··· DATA SHOWN ···

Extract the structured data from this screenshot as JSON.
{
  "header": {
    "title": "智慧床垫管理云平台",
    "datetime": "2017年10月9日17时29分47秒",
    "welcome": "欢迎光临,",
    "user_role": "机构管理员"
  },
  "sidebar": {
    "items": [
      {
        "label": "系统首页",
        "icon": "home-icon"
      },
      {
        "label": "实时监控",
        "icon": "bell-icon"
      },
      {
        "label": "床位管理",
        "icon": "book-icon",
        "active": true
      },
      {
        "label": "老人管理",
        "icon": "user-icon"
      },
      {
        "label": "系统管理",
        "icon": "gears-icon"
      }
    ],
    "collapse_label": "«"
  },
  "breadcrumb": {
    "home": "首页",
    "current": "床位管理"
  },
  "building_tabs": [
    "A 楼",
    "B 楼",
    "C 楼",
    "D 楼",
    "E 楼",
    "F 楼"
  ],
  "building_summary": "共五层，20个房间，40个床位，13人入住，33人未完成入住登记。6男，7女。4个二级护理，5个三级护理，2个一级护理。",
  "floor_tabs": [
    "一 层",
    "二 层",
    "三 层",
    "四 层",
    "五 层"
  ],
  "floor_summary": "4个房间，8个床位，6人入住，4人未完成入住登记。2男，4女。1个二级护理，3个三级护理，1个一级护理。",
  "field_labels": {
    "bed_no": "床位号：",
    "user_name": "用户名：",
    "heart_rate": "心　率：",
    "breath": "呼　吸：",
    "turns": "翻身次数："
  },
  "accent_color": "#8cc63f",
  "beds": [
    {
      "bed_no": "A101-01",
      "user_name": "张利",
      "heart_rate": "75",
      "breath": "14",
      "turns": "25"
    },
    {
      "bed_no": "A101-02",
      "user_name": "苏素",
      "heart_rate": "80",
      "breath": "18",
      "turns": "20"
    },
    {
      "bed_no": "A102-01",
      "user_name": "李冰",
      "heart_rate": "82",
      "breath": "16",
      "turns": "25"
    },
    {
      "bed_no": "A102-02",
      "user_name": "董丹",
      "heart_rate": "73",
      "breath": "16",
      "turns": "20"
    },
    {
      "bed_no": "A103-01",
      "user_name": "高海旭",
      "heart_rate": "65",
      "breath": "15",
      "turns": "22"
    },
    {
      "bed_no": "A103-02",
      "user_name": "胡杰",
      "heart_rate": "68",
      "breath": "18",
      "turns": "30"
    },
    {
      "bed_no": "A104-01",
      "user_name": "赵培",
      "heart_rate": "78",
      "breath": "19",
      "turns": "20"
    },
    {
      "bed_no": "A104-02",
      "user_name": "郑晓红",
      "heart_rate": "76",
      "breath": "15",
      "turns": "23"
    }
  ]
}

···

*PROBLEM DESCRIPTION*: The entries above must be returned in full, exactly as shown.

*WRITTEN SOLUTION*:
Extract the structured data from this screenshot as JSON.
{
  "header": {
    "title": "智慧床垫管理云平台",
    "datetime": "2017年10月9日17时29分47秒",
    "welcome": "欢迎光临,",
    "user_role": "机构管理员"
  },
  "sidebar": {
    "items": [
      {
        "label": "系统首页",
        "icon": "home-icon"
      },
      {
        "label": "实时监控",
        "icon": "bell-icon"
      },
      {
        "label": "床位管理",
        "icon": "book-icon",
        "active": true
      },
      {
        "label": "老人管理",
        "icon": "user-icon"
      },
      {
        "label": "系统管理",
        "icon": "gears-icon"
      }
    ],
    "collapse_label": "«"
  },
  "breadcrumb": {
    "home": "首页",
    "current": "床位管理"
  },
  "building_tabs": [
    "A 楼",
    "B 楼",
    "C 楼",
    "D 楼",
    "E 楼",
    "F 楼"
  ],
  "building_summary": "共五层，20个房间，40个床位，13人入住，33人未完成入住登记。6男，7女。4个二级护理，5个三级护理，2个一级护理。",
  "floor_tabs": [
    "一 层",
    "二 层",
    "三 层",
    "四 层",
    "五 层"
  ],
  "floor_summary": "4个房间，8个床位，6人入住，4人未完成入住登记。2男，4女。1个二级护理，3个三级护理，1个一级护理。",
  "field_labels": {
    "bed_no": "床位号：",
    "user_name": "用户名：",
    "heart_rate": "心　率：",
    "breath": "呼　吸：",
    "turns": "翻身次数："
  },
  "accent_color": "#8cc63f",
  "beds": [
    {
      "bed_no": "A101-01",
      "user_name": "张利",
      "heart_rate": "75",
      "breath": "14",
      "turns": "25"
    },
    {
      "bed_no": "A101-02",
      "user_name": "苏素",
      "heart_rate": "80",
      "breath": "18",
      "turns": "20"
    },
    {
      "bed_no": "A102-01",
      "user_name": "李冰",
      "heart_rate": "82",
      "breath": "16",
      "turns": "25"
    },
    {
      "bed_no": "A102-02",
      "user_name": "董丹",
      "heart_rate": "73",
      "breath": "16",
      "turns": "20"
    },
    {
      "bed_no": "A103-01",
      "user_name": "高海旭",
      "heart_rate": "65",
      "breath": "15",
      "turns": "22"
    },
    {
      "bed_no": "A103-02",
      "user_name": "胡杰",
      "heart_rate": "68",
      "breath": "18",
      "turns": "30"
    },
    {
      "bed_no": "A104-01",
      "user_name": "赵培",
      "heart_rate": "78",
      "breath": "19",
      "turns": "20"
    },
    {
      "bed_no": "A104-02",
      "user_name": "郑晓红",
      "heart_rate": "76",
      "breath": "15",
      "turns": "23"
    }
  ]
}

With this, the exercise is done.